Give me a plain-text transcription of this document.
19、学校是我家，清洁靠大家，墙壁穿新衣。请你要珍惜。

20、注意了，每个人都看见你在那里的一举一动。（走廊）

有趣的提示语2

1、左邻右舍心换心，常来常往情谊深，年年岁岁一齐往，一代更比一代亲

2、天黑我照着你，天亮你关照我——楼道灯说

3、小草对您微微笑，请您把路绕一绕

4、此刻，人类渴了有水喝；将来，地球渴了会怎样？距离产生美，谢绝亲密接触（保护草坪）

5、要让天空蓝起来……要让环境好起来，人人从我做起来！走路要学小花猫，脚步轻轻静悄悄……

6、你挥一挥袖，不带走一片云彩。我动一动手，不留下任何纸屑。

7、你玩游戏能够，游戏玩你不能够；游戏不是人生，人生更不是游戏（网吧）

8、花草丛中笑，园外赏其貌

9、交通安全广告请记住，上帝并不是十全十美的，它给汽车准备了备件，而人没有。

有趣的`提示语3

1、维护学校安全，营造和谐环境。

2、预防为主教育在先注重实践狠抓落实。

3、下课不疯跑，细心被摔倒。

**Set task**: Output the whole listing above again, word for word.

**Output**:
Give me a plain-text transcription of this document.
19、学校是我家，清洁靠大家，墙壁穿新衣。请你要珍惜。

20、注意了，每个人都看见你在那里的一举一动。（走廊）

有趣的提示语2

1、左邻右舍心换心，常来常往情谊深，年年岁岁一齐往，一代更比一代亲

2、天黑我照着你，天亮你关照我——楼道灯说

3、小草对您微微笑，请您把路绕一绕

4、此刻，人类渴了有水喝；将来，地球渴了会怎样？距离产生美，谢绝亲密接触（保护草坪）

5、要让天空蓝起来……要让环境好起来，人人从我做起来！走路要学小花猫，脚步轻轻静悄悄……

6、你挥一挥袖，不带走一片云彩。我动一动手，不留下任何纸屑。

7、你玩游戏能够，游戏玩你不能够；游戏不是人生，人生更不是游戏（网吧）

8、花草丛中笑，园外赏其貌

9、交通安全广告请记住，上帝并不是十全十美的，它给汽车准备了备件，而人没有。

有趣的`提示语3

1、维护学校安全，营造和谐环境。

2、预防为主教育在先注重实践狠抓落实。

3、下课不疯跑，细心被摔倒。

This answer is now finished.